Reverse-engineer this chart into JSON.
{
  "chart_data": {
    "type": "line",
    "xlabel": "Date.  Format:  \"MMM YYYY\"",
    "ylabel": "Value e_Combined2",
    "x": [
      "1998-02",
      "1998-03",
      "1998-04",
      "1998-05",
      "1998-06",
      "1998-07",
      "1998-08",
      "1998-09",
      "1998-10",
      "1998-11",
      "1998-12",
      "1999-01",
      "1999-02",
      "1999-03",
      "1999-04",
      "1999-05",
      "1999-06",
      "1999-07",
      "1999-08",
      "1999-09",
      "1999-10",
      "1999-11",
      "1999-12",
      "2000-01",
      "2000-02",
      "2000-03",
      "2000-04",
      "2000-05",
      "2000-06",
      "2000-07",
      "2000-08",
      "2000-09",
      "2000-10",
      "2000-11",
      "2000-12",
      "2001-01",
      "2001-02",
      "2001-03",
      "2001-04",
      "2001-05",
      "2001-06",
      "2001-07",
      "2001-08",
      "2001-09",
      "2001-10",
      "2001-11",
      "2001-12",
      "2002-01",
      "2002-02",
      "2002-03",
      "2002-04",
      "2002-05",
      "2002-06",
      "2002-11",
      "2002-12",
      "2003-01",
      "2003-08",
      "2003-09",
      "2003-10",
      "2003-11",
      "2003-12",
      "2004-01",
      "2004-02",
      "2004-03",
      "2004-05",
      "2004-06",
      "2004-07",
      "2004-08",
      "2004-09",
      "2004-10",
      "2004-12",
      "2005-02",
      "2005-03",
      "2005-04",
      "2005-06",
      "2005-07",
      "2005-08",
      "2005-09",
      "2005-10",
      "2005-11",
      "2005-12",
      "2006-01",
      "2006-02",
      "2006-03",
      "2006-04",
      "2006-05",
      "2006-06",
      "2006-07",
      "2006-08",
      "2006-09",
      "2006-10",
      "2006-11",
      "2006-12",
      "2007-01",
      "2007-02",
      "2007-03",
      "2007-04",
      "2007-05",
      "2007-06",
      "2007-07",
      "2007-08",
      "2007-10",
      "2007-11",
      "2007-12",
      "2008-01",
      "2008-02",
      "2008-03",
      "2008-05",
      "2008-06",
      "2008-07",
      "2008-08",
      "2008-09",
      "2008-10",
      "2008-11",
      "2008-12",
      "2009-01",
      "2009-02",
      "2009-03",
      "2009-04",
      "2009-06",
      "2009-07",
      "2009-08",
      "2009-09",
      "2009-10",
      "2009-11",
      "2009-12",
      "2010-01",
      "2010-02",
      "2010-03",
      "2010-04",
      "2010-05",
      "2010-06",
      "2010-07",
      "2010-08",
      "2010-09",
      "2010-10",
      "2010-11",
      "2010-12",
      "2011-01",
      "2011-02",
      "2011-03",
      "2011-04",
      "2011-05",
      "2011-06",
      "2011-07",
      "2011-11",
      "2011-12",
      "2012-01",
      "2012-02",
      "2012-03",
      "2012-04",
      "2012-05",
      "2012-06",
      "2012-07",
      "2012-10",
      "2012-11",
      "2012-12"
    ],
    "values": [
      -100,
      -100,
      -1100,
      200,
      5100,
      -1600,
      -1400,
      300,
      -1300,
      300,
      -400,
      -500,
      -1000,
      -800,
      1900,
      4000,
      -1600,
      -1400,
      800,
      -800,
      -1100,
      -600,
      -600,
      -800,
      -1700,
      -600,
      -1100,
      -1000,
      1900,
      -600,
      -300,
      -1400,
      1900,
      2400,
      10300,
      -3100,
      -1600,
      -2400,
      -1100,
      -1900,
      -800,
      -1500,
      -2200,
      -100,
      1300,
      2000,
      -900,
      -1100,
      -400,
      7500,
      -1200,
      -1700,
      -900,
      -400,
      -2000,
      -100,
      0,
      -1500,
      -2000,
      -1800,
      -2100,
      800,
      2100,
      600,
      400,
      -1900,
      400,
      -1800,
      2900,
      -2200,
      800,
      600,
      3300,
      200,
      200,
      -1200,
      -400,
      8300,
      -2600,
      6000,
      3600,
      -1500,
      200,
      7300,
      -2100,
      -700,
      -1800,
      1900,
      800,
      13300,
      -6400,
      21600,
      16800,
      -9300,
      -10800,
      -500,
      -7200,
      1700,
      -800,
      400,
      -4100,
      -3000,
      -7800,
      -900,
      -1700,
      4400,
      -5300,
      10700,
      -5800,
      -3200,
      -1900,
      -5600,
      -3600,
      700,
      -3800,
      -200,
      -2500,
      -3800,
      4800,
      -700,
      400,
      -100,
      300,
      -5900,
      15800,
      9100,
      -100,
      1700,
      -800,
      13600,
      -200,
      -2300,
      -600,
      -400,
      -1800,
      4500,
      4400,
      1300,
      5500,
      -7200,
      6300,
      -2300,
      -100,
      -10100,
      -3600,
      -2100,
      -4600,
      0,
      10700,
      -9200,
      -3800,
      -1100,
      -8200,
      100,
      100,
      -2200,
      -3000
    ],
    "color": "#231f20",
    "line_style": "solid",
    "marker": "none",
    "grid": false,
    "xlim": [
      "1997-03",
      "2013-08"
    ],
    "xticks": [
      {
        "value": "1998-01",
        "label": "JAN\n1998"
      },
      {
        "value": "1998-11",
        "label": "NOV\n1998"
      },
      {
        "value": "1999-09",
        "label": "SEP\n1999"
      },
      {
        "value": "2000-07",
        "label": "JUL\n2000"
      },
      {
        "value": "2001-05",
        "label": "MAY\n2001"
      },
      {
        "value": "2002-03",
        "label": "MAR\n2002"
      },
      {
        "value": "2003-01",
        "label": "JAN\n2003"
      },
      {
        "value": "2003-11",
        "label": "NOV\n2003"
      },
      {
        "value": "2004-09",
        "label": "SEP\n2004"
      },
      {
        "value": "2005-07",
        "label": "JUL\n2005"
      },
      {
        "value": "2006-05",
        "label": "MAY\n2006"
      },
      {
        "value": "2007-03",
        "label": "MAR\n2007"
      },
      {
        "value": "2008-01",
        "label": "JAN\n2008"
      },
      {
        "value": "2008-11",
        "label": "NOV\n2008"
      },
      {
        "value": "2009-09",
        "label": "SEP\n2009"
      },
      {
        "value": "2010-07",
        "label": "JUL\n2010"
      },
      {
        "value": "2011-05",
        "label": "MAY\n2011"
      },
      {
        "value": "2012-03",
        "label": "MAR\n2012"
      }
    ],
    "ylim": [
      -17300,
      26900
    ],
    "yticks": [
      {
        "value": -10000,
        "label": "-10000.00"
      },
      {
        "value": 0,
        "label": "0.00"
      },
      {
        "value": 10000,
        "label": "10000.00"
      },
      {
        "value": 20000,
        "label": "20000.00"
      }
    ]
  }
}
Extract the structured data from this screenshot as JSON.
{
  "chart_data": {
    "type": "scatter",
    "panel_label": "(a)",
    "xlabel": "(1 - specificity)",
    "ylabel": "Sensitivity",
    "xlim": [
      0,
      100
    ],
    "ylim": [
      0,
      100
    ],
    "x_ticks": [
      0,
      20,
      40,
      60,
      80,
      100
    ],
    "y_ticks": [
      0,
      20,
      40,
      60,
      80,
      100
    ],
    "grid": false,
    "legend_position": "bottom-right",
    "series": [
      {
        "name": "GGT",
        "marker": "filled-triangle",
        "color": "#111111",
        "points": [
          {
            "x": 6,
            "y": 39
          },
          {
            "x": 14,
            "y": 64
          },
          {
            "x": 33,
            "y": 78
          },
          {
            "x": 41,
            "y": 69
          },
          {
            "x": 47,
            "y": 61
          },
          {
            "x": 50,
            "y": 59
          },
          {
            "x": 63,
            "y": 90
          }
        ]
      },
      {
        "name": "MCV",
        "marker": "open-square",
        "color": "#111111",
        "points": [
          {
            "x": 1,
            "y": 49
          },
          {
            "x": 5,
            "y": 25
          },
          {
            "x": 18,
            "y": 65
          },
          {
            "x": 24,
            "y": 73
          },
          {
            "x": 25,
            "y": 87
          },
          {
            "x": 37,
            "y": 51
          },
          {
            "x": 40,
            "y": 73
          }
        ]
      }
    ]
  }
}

▶ _WHAT THE EXERCISE ASKS_
Return each line of the listing that holds the string "marker".

▶ _ANSWER TO THIS PROBLEM_
    "marker": "none",
        "marker": "filled-triangle",
        "marker": "open-square",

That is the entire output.